[Rows from a dataset]
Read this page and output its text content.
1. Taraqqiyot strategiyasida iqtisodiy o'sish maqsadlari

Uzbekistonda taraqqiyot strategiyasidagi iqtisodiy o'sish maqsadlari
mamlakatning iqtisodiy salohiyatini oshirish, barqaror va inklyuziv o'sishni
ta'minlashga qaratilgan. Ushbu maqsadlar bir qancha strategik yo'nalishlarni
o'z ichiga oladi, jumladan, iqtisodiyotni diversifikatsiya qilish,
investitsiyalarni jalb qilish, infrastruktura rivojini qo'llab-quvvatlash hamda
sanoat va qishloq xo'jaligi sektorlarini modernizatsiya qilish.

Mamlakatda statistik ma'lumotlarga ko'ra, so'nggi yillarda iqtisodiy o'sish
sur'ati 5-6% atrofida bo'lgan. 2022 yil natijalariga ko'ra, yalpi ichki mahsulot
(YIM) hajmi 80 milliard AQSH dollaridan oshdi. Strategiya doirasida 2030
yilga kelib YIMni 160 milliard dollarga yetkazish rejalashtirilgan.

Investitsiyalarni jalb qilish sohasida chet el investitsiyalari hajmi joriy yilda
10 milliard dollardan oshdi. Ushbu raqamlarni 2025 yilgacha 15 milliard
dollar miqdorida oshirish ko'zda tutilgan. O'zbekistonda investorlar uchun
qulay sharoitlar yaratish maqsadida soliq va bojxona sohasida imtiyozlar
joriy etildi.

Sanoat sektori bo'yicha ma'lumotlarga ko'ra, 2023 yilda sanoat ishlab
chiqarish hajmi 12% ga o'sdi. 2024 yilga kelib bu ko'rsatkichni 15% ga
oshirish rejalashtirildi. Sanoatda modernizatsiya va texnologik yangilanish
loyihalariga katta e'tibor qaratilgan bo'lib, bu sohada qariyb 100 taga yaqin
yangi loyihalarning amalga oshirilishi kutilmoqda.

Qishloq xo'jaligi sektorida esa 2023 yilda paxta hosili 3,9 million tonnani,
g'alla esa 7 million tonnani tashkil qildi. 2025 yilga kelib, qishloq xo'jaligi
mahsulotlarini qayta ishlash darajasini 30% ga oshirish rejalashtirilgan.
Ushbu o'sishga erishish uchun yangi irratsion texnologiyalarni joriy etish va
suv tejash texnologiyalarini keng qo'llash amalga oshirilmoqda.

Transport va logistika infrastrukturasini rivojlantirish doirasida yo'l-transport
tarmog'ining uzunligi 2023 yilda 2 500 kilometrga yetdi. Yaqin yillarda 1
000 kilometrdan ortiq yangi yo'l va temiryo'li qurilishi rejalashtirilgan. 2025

→ **Work to be completed**
Retype all of the material above with every character intact.

→ **Response**
Read this page and output its text content.
1. Taraqqiyot strategiyasida iqtisodiy o'sish maqsadlari

Uzbekistonda taraqqiyot strategiyasidagi iqtisodiy o'sish maqsadlari
mamlakatning iqtisodiy salohiyatini oshirish, barqaror va inklyuziv o'sishni
ta'minlashga qaratilgan. Ushbu maqsadlar bir qancha strategik yo'nalishlarni
o'z ichiga oladi, jumladan, iqtisodiyotni diversifikatsiya qilish,
investitsiyalarni jalb qilish, infrastruktura rivojini qo'llab-quvvatlash hamda
sanoat va qishloq xo'jaligi sektorlarini modernizatsiya qilish.

Mamlakatda statistik ma'lumotlarga ko'ra, so'nggi yillarda iqtisodiy o'sish
sur'ati 5-6% atrofida bo'lgan. 2022 yil natijalariga ko'ra, yalpi ichki mahsulot
(YIM) hajmi 80 milliard AQSH dollaridan oshdi. Strategiya doirasida 2030
yilga kelib YIMni 160 milliard dollarga yetkazish rejalashtirilgan.

Investitsiyalarni jalb qilish sohasida chet el investitsiyalari hajmi joriy yilda
10 milliard dollardan oshdi. Ushbu raqamlarni 2025 yilgacha 15 milliard
dollar miqdorida oshirish ko'zda tutilgan. O'zbekistonda investorlar uchun
qulay sharoitlar yaratish maqsadida soliq va bojxona sohasida imtiyozlar
joriy etildi.

Sanoat sektori bo'yicha ma'lumotlarga ko'ra, 2023 yilda sanoat ishlab
chiqarish hajmi 12% ga o'sdi. 2024 yilga kelib bu ko'rsatkichni 15% ga
oshirish rejalashtirildi. Sanoatda modernizatsiya va texnologik yangilanish
loyihalariga katta e'tibor qaratilgan bo'lib, bu sohada qariyb 100 taga yaqin
yangi loyihalarning amalga oshirilishi kutilmoqda.

Qishloq xo'jaligi sektorida esa 2023 yilda paxta hosili 3,9 million tonnani,
g'alla esa 7 million tonnani tashkil qildi. 2025 yilga kelib, qishloq xo'jaligi
mahsulotlarini qayta ishlash darajasini 30% ga oshirish rejalashtirilgan.
Ushbu o'sishga erishish uchun yangi irratsion texnologiyalarni joriy etish va
suv tejash texnologiyalarini keng qo'llash amalga oshirilmoqda.

Transport va logistika infrastrukturasini rivojlantirish doirasida yo'l-transport
tarmog'ining uzunligi 2023 yilda 2 500 kilometrga yetdi. Yaqin yillarda 1
000 kilometrdan ortiq yangi yo'l va temiryo'li qurilishi rejalashtirilgan. 2025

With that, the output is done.